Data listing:
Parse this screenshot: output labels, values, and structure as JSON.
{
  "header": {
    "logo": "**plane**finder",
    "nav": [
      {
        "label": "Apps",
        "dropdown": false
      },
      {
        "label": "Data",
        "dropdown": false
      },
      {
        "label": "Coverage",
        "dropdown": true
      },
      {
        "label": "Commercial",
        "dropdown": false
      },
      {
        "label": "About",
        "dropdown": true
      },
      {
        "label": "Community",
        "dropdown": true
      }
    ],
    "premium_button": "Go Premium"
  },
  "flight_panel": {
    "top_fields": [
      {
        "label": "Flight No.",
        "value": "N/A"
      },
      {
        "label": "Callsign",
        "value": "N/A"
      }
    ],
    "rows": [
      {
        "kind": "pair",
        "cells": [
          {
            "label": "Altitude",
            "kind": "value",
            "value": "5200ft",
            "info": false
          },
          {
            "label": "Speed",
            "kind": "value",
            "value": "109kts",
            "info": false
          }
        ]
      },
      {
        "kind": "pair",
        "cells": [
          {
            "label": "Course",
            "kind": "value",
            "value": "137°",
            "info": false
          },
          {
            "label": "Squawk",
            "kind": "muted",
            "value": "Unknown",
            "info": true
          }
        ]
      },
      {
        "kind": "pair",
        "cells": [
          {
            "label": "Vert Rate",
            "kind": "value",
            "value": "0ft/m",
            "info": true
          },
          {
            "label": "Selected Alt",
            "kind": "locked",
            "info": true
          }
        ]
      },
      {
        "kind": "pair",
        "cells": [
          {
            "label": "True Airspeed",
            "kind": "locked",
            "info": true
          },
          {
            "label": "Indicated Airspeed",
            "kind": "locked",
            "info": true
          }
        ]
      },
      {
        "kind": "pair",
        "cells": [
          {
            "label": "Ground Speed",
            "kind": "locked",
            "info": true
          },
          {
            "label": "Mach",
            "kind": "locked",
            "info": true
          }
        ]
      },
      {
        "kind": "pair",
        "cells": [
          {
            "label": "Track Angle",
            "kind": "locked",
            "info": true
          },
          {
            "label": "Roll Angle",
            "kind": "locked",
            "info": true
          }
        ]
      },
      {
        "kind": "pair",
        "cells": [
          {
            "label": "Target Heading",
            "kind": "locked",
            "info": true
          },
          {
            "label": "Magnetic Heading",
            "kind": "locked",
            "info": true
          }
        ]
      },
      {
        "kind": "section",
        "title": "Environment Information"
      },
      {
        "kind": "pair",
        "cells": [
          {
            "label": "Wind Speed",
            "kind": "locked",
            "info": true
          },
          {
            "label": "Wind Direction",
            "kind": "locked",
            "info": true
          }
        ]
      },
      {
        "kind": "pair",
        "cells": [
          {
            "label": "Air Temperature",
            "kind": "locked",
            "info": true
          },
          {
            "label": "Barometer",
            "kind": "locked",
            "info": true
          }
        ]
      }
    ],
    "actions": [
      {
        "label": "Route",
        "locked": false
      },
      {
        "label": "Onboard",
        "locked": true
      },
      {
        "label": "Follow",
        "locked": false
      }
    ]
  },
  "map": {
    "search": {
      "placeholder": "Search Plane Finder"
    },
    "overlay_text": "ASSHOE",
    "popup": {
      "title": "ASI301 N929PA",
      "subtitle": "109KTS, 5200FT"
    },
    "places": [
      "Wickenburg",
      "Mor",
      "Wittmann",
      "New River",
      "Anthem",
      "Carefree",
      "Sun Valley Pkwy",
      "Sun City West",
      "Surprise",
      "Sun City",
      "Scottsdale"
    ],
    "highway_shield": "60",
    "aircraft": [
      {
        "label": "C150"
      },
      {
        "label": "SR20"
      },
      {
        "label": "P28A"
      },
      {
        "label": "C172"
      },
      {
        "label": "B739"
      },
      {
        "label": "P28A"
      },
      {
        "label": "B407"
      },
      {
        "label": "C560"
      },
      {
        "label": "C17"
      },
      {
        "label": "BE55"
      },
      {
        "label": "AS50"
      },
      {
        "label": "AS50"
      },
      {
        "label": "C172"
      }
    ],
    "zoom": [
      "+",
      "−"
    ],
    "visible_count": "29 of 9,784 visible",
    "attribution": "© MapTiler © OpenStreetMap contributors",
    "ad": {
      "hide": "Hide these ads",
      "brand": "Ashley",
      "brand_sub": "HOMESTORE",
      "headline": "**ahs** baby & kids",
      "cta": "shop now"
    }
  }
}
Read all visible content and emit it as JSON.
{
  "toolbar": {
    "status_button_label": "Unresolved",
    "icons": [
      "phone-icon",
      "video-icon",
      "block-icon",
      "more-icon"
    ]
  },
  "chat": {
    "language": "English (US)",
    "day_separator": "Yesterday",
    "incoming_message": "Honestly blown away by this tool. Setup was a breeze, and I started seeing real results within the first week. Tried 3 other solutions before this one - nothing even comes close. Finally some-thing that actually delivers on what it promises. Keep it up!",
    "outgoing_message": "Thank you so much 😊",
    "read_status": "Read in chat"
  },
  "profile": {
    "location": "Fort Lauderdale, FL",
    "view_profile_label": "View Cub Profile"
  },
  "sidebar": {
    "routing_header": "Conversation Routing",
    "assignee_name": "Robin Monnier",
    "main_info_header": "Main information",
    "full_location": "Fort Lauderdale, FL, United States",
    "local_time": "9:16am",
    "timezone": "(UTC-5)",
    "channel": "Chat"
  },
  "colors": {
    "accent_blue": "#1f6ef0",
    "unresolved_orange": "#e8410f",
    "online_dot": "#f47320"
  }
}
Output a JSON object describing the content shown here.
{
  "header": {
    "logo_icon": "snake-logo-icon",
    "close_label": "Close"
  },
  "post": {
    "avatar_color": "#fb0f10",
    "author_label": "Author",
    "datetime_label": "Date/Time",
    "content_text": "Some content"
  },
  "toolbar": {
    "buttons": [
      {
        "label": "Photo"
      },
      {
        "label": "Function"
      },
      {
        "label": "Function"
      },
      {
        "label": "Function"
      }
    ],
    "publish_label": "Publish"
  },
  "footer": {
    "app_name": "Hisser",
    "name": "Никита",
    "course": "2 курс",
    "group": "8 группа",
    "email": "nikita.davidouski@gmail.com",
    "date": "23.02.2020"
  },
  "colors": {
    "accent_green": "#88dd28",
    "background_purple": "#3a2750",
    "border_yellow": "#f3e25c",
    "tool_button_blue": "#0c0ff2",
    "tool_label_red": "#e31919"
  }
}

BRIEF: Which lines hold the word "Heading"? Copy every one of them.

CORRECT RESPONSE:
            "label": "Target Heading",
            "label": "Magnetic Heading",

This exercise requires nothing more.